- _Problem to solve_
Please copy out the rows below, renaming every "message-source-link" to "console-source-link" and leaving everything else as it is.

- _Dataset rows_
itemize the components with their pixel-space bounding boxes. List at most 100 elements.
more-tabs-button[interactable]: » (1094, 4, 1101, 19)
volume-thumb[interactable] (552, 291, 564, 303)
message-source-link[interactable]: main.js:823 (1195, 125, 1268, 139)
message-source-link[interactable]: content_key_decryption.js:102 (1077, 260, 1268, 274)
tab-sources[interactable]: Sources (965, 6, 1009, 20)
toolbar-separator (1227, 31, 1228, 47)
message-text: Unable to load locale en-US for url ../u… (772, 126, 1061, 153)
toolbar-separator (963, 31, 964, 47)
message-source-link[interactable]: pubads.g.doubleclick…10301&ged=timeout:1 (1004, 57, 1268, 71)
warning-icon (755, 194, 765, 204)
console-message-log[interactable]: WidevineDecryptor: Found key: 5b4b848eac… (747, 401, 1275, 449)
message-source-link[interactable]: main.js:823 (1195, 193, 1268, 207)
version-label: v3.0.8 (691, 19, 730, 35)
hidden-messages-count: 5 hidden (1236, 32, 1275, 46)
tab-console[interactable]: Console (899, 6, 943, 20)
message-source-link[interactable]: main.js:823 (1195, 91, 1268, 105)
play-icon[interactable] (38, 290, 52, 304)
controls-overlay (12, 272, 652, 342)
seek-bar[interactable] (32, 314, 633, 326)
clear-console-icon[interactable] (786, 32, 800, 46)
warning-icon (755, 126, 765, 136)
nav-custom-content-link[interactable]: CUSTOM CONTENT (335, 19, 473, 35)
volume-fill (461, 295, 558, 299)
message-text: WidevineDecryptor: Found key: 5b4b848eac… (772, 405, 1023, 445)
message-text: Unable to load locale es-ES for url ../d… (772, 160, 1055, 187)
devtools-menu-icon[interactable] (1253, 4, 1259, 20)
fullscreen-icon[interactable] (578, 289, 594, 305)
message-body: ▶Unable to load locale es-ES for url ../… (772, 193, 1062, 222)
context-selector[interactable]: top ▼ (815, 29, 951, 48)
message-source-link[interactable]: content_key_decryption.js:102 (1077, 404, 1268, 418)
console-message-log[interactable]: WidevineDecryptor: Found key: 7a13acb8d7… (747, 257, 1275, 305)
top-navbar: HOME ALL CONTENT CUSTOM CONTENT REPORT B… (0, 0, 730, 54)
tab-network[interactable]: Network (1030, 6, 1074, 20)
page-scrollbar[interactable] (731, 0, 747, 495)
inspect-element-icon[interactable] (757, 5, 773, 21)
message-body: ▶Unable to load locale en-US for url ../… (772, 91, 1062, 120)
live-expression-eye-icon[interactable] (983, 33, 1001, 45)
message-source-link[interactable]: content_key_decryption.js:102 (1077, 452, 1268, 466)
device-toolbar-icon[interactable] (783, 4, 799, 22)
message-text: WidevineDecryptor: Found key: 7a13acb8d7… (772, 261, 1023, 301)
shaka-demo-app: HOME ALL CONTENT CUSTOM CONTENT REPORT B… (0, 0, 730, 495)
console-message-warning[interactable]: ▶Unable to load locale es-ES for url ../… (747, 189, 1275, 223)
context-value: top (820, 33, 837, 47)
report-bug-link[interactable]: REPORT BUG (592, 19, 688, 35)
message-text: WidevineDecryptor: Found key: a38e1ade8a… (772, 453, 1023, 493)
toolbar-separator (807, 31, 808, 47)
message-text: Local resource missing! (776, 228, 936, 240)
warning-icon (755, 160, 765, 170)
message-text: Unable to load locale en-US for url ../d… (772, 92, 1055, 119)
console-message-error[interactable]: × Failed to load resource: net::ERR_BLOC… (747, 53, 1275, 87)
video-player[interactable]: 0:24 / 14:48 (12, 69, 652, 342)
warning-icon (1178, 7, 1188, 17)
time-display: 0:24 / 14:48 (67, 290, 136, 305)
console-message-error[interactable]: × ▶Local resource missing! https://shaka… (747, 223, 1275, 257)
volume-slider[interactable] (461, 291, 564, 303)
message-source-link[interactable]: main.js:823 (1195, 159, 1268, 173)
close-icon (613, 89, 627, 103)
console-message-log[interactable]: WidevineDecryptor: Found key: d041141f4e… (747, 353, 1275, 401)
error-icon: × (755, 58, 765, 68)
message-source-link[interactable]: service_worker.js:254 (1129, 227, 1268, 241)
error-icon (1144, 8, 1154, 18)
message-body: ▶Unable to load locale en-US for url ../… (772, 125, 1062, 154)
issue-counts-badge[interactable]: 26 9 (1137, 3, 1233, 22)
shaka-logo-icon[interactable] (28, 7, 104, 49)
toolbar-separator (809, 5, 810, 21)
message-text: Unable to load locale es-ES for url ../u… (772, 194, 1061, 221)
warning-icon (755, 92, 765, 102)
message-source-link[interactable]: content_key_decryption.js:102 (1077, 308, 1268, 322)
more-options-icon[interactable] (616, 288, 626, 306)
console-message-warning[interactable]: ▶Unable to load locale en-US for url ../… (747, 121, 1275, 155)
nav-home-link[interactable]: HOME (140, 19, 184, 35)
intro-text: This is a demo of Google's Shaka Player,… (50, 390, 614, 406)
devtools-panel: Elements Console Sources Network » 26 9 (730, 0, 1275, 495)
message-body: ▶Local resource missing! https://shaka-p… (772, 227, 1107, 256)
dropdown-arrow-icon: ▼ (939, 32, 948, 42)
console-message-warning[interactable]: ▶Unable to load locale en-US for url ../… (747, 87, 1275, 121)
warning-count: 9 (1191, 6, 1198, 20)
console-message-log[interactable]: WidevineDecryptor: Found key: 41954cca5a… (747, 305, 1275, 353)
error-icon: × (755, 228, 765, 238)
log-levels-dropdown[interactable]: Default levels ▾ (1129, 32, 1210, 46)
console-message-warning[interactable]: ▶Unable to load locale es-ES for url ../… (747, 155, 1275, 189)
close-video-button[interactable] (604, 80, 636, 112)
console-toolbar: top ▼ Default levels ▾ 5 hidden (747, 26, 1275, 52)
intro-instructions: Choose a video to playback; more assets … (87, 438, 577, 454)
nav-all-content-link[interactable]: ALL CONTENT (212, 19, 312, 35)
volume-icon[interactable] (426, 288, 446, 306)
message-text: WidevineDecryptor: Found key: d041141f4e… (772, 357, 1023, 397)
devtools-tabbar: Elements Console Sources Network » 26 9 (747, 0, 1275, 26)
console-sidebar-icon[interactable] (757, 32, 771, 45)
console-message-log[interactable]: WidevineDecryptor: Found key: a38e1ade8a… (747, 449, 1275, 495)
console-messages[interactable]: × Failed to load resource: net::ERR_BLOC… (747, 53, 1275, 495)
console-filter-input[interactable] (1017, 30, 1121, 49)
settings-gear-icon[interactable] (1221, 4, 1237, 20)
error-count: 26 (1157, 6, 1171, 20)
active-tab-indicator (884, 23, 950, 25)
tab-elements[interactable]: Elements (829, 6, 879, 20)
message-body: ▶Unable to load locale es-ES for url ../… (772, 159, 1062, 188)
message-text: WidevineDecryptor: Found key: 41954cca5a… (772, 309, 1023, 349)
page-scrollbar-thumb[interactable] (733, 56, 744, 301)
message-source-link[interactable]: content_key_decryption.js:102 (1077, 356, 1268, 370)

- _Result_
itemize the components with their pixel-space bounding boxes. List at most 100 elements.
more-tabs-button[interactable]: » (1094, 4, 1101, 19)
volume-thumb[interactable] (552, 291, 564, 303)
console-source-link[interactable]: main.js:823 (1195, 125, 1268, 139)
console-source-link[interactable]: content_key_decryption.js:102 (1077, 260, 1268, 274)
tab-sources[interactable]: Sources (965, 6, 1009, 20)
toolbar-separator (1227, 31, 1228, 47)
message-text: Unable to load locale en-US for url ../u… (772, 126, 1061, 153)
toolbar-separator (963, 31, 964, 47)
console-source-link[interactable]: pubads.g.doubleclick…10301&ged=timeout:1 (1004, 57, 1268, 71)
warning-icon (755, 194, 765, 204)
console-message-log[interactable]: WidevineDecryptor: Found key: 5b4b848eac… (747, 401, 1275, 449)
console-source-link[interactable]: main.js:823 (1195, 193, 1268, 207)
version-label: v3.0.8 (691, 19, 730, 35)
hidden-messages-count: 5 hidden (1236, 32, 1275, 46)
tab-console[interactable]: Console (899, 6, 943, 20)
console-source-link[interactable]: main.js:823 (1195, 91, 1268, 105)
play-icon[interactable] (38, 290, 52, 304)
controls-overlay (12, 272, 652, 342)
seek-bar[interactable] (32, 314, 633, 326)
clear-console-icon[interactable] (786, 32, 800, 46)
warning-icon (755, 126, 765, 136)
nav-custom-content-link[interactable]: CUSTOM CONTENT (335, 19, 473, 35)
volume-fill (461, 295, 558, 299)
message-text: WidevineDecryptor: Found key: 5b4b848eac… (772, 405, 1023, 445)
message-text: Unable to load locale es-ES for url ../d… (772, 160, 1055, 187)
devtools-menu-icon[interactable] (1253, 4, 1259, 20)
fullscreen-icon[interactable] (578, 289, 594, 305)
message-body: ▶Unable to load locale es-ES for url ../… (772, 193, 1062, 222)
context-selector[interactable]: top ▼ (815, 29, 951, 48)
console-source-link[interactable]: content_key_decryption.js:102 (1077, 404, 1268, 418)
console-message-log[interactable]: WidevineDecryptor: Found key: 7a13acb8d7… (747, 257, 1275, 305)
top-navbar: HOME ALL CONTENT CUSTOM CONTENT REPORT B… (0, 0, 730, 54)
tab-network[interactable]: Network (1030, 6, 1074, 20)
page-scrollbar[interactable] (731, 0, 747, 495)
inspect-element-icon[interactable] (757, 5, 773, 21)
message-body: ▶Unable to load locale en-US for url ../… (772, 91, 1062, 120)
live-expression-eye-icon[interactable] (983, 33, 1001, 45)
console-source-link[interactable]: content_key_decryption.js:102 (1077, 452, 1268, 466)
device-toolbar-icon[interactable] (783, 4, 799, 22)
message-text: WidevineDecryptor: Found key: 7a13acb8d7… (772, 261, 1023, 301)
shaka-demo-app: HOME ALL CONTENT CUSTOM CONTENT REPORT B… (0, 0, 730, 495)
console-message-warning[interactable]: ▶Unable to load locale es-ES for url ../… (747, 189, 1275, 223)
context-value: top (820, 33, 837, 47)
report-bug-link[interactable]: REPORT BUG (592, 19, 688, 35)
message-text: WidevineDecryptor: Found key: a38e1ade8a… (772, 453, 1023, 493)
toolbar-separator (807, 31, 808, 47)
message-text: Local resource missing! (776, 228, 936, 240)
warning-icon (755, 160, 765, 170)
message-text: Unable to load locale en-US for url ../d… (772, 92, 1055, 119)
console-message-error[interactable]: × Failed to load resource: net::ERR_BLOC… (747, 53, 1275, 87)
video-player[interactable]: 0:24 / 14:48 (12, 69, 652, 342)
warning-icon (1178, 7, 1188, 17)
time-display: 0:24 / 14:48 (67, 290, 136, 305)
console-message-error[interactable]: × ▶Local resource missing! https://shaka… (747, 223, 1275, 257)
volume-slider[interactable] (461, 291, 564, 303)
console-source-link[interactable]: main.js:823 (1195, 159, 1268, 173)
close-icon (613, 89, 627, 103)
console-message-log[interactable]: WidevineDecryptor: Found key: d041141f4e… (747, 353, 1275, 401)
error-icon: × (755, 58, 765, 68)
console-source-link[interactable]: service_worker.js:254 (1129, 227, 1268, 241)
error-icon (1144, 8, 1154, 18)
message-body: ▶Unable to load locale en-US for url ../… (772, 125, 1062, 154)
issue-counts-badge[interactable]: 26 9 (1137, 3, 1233, 22)
shaka-logo-icon[interactable] (28, 7, 104, 49)
toolbar-separator (809, 5, 810, 21)
message-text: Unable to load locale es-ES for url ../u… (772, 194, 1061, 221)
warning-icon (755, 92, 765, 102)
console-source-link[interactable]: content_key_decryption.js:102 (1077, 308, 1268, 322)
more-options-icon[interactable] (616, 288, 626, 306)
console-message-warning[interactable]: ▶Unable to load locale en-US for url ../… (747, 121, 1275, 155)
nav-home-link[interactable]: HOME (140, 19, 184, 35)
intro-text: This is a demo of Google's Shaka Player,… (50, 390, 614, 406)
devtools-panel: Elements Console Sources Network » 26 9 (730, 0, 1275, 495)
message-body: ▶Local resource missing! https://shaka-p… (772, 227, 1107, 256)
dropdown-arrow-icon: ▼ (939, 32, 948, 42)
console-message-warning[interactable]: ▶Unable to load locale en-US for url ../… (747, 87, 1275, 121)
warning-count: 9 (1191, 6, 1198, 20)
console-message-log[interactable]: WidevineDecryptor: Found key: 41954cca5a… (747, 305, 1275, 353)
error-icon: × (755, 228, 765, 238)
log-levels-dropdown[interactable]: Default levels ▾ (1129, 32, 1210, 46)
console-message-warning[interactable]: ▶Unable to load locale es-ES for url ../… (747, 155, 1275, 189)
close-video-button[interactable] (604, 80, 636, 112)
console-toolbar: top ▼ Default levels ▾ 5 hidden (747, 26, 1275, 52)
intro-instructions: Choose a video to playback; more assets … (87, 438, 577, 454)
nav-all-content-link[interactable]: ALL CONTENT (212, 19, 312, 35)
volume-icon[interactable] (426, 288, 446, 306)
message-text: WidevineDecryptor: Found key: d041141f4e… (772, 357, 1023, 397)
devtools-tabbar: Elements Console Sources Network » 26 9 (747, 0, 1275, 26)
console-sidebar-icon[interactable] (757, 32, 771, 45)
console-message-log[interactable]: WidevineDecryptor: Found key: a38e1ade8a… (747, 449, 1275, 495)
console-messages[interactable]: × Failed to load resource: net::ERR_BLOC… (747, 53, 1275, 495)
console-filter-input[interactable] (1017, 30, 1121, 49)
settings-gear-icon[interactable] (1221, 4, 1237, 20)
error-count: 26 (1157, 6, 1171, 20)
active-tab-indicator (884, 23, 950, 25)
tab-elements[interactable]: Elements (829, 6, 879, 20)
message-body: ▶Unable to load locale es-ES for url ../… (772, 159, 1062, 188)
message-text: WidevineDecryptor: Found key: 41954cca5a… (772, 309, 1023, 349)
page-scrollbar-thumb[interactable] (733, 56, 744, 301)
console-source-link[interactable]: content_key_decryption.js:102 (1077, 356, 1268, 370)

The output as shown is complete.